Given problem: Extract all lines from the data beneath that include the word "maintaining".

Entries:
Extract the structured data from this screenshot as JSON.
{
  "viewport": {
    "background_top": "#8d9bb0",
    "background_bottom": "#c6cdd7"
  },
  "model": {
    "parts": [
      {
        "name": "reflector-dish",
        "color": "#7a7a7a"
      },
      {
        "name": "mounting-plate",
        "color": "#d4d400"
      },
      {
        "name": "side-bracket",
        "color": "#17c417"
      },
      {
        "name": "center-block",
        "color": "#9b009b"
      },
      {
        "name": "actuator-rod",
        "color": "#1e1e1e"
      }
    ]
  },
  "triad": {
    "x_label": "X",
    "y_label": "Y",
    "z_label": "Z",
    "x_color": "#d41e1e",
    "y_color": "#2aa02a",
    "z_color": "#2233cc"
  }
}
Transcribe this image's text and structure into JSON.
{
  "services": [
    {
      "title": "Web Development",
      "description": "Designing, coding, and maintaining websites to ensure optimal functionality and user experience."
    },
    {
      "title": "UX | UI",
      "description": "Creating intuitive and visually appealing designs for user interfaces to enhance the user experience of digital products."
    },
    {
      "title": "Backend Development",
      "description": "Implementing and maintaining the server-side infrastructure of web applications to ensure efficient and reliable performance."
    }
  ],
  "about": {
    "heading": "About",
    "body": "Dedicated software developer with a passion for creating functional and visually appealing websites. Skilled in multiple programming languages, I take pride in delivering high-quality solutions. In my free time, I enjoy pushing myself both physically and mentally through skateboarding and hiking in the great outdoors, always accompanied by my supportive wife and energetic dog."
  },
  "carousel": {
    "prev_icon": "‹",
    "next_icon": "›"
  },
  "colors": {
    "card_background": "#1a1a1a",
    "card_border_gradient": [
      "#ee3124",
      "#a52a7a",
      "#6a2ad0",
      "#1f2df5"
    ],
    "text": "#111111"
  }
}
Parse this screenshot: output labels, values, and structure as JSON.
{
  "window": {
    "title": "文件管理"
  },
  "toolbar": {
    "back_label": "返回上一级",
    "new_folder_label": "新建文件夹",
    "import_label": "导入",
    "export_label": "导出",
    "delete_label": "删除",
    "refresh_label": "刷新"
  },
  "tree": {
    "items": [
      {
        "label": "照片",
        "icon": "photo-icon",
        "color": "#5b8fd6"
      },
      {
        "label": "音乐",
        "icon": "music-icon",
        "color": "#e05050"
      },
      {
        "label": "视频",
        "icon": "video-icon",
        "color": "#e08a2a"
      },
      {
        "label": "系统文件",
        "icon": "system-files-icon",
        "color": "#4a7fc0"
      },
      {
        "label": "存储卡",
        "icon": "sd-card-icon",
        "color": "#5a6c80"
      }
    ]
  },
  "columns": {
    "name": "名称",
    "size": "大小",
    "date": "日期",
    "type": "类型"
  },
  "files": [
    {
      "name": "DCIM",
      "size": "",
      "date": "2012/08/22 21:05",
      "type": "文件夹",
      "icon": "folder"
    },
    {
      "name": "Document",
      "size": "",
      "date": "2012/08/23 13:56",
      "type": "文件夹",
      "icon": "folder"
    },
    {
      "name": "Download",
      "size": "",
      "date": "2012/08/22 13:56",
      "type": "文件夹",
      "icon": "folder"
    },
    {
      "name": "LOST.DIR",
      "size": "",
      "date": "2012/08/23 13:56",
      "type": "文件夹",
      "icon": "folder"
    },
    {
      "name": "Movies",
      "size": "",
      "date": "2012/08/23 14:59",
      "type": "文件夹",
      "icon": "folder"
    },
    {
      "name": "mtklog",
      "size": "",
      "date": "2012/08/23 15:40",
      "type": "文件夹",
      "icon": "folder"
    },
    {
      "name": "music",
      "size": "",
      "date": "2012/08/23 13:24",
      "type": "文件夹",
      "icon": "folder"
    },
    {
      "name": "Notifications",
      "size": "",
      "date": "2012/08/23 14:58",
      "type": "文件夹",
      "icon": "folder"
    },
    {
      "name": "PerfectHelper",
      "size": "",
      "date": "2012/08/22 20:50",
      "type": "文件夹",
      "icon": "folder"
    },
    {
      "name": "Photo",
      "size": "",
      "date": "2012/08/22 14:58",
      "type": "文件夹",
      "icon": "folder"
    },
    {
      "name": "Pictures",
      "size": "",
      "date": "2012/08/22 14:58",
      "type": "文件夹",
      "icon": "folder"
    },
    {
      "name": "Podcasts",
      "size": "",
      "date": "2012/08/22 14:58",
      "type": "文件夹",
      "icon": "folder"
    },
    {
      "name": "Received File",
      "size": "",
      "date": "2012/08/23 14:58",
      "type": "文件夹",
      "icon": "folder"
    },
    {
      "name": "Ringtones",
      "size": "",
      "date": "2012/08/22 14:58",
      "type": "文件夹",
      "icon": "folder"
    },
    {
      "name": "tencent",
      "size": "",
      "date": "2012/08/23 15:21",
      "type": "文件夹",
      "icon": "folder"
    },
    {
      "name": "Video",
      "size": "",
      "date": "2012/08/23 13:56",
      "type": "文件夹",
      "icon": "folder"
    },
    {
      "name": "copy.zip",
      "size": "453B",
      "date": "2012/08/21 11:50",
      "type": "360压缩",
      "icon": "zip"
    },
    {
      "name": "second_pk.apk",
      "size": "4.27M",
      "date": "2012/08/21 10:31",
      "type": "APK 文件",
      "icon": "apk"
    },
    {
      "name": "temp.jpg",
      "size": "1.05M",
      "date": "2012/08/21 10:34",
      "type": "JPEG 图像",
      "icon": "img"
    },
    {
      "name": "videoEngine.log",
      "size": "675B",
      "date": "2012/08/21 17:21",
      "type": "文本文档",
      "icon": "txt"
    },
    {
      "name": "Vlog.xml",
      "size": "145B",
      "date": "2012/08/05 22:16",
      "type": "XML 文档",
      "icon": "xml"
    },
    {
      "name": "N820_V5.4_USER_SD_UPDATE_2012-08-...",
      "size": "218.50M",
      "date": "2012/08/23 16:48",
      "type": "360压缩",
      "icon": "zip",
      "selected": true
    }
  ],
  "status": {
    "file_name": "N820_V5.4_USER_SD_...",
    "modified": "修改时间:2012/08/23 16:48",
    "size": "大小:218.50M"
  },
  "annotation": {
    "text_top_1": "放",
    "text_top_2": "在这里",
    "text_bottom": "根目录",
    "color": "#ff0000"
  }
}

Result:
      "description": "Designing, coding, and maintaining websites to ensure optimal functionality and user experience."
      "description": "Implementing and maintaining the server-side infrastructure of web applications to ensure efficient and reliable performance."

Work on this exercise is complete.